>> start RECORDS SUPPLIED

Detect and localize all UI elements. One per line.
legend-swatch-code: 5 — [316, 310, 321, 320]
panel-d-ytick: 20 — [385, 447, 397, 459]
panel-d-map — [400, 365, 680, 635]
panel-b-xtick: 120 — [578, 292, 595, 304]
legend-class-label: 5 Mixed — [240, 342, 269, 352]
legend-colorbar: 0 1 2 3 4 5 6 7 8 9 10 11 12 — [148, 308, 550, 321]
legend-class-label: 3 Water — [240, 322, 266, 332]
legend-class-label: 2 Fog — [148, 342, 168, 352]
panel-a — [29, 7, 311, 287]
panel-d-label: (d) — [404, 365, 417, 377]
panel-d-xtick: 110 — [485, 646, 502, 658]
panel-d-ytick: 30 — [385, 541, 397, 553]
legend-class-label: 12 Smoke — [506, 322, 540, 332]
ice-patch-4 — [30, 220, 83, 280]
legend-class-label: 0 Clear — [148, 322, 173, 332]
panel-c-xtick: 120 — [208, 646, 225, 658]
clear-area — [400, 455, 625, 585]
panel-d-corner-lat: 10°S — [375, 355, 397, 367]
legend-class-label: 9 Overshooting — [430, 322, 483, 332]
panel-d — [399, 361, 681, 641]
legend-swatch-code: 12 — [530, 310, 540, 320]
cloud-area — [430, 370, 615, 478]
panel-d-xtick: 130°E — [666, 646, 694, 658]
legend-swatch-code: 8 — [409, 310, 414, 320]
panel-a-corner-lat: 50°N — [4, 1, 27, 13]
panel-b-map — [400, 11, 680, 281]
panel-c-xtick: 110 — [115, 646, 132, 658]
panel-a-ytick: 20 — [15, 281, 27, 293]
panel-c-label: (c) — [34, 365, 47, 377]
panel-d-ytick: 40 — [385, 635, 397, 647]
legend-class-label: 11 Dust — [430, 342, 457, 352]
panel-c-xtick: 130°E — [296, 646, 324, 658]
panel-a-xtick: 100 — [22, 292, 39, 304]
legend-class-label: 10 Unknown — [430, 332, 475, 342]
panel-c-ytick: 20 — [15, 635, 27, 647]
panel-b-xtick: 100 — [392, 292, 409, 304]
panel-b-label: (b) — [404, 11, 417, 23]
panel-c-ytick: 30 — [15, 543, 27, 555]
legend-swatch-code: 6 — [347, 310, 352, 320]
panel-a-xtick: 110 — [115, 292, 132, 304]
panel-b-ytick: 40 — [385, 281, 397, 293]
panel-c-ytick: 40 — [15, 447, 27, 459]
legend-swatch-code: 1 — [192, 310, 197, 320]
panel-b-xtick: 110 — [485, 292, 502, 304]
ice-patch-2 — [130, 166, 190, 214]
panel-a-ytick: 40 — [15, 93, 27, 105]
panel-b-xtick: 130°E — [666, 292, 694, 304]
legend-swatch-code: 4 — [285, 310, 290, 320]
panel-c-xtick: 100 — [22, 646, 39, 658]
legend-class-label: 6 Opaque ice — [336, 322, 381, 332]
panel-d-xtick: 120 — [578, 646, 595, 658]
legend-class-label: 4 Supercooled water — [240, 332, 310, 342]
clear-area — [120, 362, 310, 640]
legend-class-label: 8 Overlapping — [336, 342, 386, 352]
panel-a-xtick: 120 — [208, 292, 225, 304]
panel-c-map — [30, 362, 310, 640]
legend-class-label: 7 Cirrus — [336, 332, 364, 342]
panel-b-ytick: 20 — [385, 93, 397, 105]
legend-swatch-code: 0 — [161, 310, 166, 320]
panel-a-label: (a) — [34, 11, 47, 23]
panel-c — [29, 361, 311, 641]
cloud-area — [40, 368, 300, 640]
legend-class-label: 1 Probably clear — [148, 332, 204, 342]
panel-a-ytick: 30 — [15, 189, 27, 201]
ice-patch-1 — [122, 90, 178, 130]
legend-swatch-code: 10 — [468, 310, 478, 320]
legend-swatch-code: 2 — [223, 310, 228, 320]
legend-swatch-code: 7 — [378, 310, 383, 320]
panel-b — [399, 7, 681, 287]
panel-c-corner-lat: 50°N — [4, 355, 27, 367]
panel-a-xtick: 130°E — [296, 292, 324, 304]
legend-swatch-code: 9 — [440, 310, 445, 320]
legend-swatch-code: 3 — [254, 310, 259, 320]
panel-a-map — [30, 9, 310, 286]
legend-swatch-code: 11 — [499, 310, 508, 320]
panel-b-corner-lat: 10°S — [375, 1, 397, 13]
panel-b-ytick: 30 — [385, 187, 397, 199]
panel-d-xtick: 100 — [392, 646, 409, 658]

>> end RECORDS SUPPLIED

GIVEN INSTRUCTION: Copy every line of the records above, leaving each one unchanged.

EXERCISE RESPONSE:
Detect and localize all UI elements. One per line.
legend-swatch-code: 5 — [316, 310, 321, 320]
panel-d-ytick: 20 — [385, 447, 397, 459]
panel-d-map — [400, 365, 680, 635]
panel-b-xtick: 120 — [578, 292, 595, 304]
legend-class-label: 5 Mixed — [240, 342, 269, 352]
legend-colorbar: 0 1 2 3 4 5 6 7 8 9 10 11 12 — [148, 308, 550, 321]
legend-class-label: 3 Water — [240, 322, 266, 332]
legend-class-label: 2 Fog — [148, 342, 168, 352]
panel-a — [29, 7, 311, 287]
panel-d-label: (d) — [404, 365, 417, 377]
panel-d-xtick: 110 — [485, 646, 502, 658]
panel-d-ytick: 30 — [385, 541, 397, 553]
legend-class-label: 12 Smoke — [506, 322, 540, 332]
ice-patch-4 — [30, 220, 83, 280]
legend-class-label: 0 Clear — [148, 322, 173, 332]
panel-c-xtick: 120 — [208, 646, 225, 658]
clear-area — [400, 455, 625, 585]
panel-d-corner-lat: 10°S — [375, 355, 397, 367]
legend-class-label: 9 Overshooting — [430, 322, 483, 332]
panel-d — [399, 361, 681, 641]
legend-swatch-code: 12 — [530, 310, 540, 320]
cloud-area — [430, 370, 615, 478]
panel-d-xtick: 130°E — [666, 646, 694, 658]
legend-swatch-code: 8 — [409, 310, 414, 320]
panel-a-corner-lat: 50°N — [4, 1, 27, 13]
panel-b-map — [400, 11, 680, 281]
panel-c-xtick: 110 — [115, 646, 132, 658]
panel-a-ytick: 20 — [15, 281, 27, 293]
panel-c-label: (c) — [34, 365, 47, 377]
panel-d-ytick: 40 — [385, 635, 397, 647]
legend-class-label: 11 Dust — [430, 342, 457, 352]
panel-c-xtick: 130°E — [296, 646, 324, 658]
panel-a-xtick: 100 — [22, 292, 39, 304]
legend-class-label: 10 Unknown — [430, 332, 475, 342]
panel-c-ytick: 20 — [15, 635, 27, 647]
panel-b-xtick: 100 — [392, 292, 409, 304]
panel-b-label: (b) — [404, 11, 417, 23]
panel-c-ytick: 30 — [15, 543, 27, 555]
legend-swatch-code: 6 — [347, 310, 352, 320]
panel-a-xtick: 110 — [115, 292, 132, 304]
panel-b-ytick: 40 — [385, 281, 397, 293]
panel-c-ytick: 40 — [15, 447, 27, 459]
legend-swatch-code: 1 — [192, 310, 197, 320]
panel-b-xtick: 110 — [485, 292, 502, 304]
ice-patch-2 — [130, 166, 190, 214]
panel-a-ytick: 40 — [15, 93, 27, 105]
panel-b-xtick: 130°E — [666, 292, 694, 304]
legend-swatch-code: 4 — [285, 310, 290, 320]
panel-c-xtick: 100 — [22, 646, 39, 658]
legend-class-label: 6 Opaque ice — [336, 322, 381, 332]
panel-d-xtick: 120 — [578, 646, 595, 658]
legend-class-label: 4 Supercooled water — [240, 332, 310, 342]
clear-area — [120, 362, 310, 640]
legend-class-label: 8 Overlapping — [336, 342, 386, 352]
panel-a-xtick: 120 — [208, 292, 225, 304]
panel-c-map — [30, 362, 310, 640]
legend-class-label: 7 Cirrus — [336, 332, 364, 342]
panel-b-ytick: 20 — [385, 93, 397, 105]
legend-swatch-code: 0 — [161, 310, 166, 320]
panel-a-label: (a) — [34, 11, 47, 23]
panel-c — [29, 361, 311, 641]
cloud-area — [40, 368, 300, 640]
legend-class-label: 1 Probably clear — [148, 332, 204, 342]
panel-a-ytick: 30 — [15, 189, 27, 201]
ice-patch-1 — [122, 90, 178, 130]
legend-swatch-code: 10 — [468, 310, 478, 320]
legend-swatch-code: 2 — [223, 310, 228, 320]
legend-swatch-code: 7 — [378, 310, 383, 320]
panel-b — [399, 7, 681, 287]
panel-c-corner-lat: 50°N — [4, 355, 27, 367]
panel-a-xtick: 130°E — [296, 292, 324, 304]
legend-swatch-code: 9 — [440, 310, 445, 320]
legend-swatch-code: 3 — [254, 310, 259, 320]
panel-a-map — [30, 9, 310, 286]
legend-swatch-code: 11 — [499, 310, 508, 320]
panel-b-corner-lat: 10°S — [375, 1, 397, 13]
panel-b-ytick: 30 — [385, 187, 397, 199]
panel-d-xtick: 100 — [392, 646, 409, 658]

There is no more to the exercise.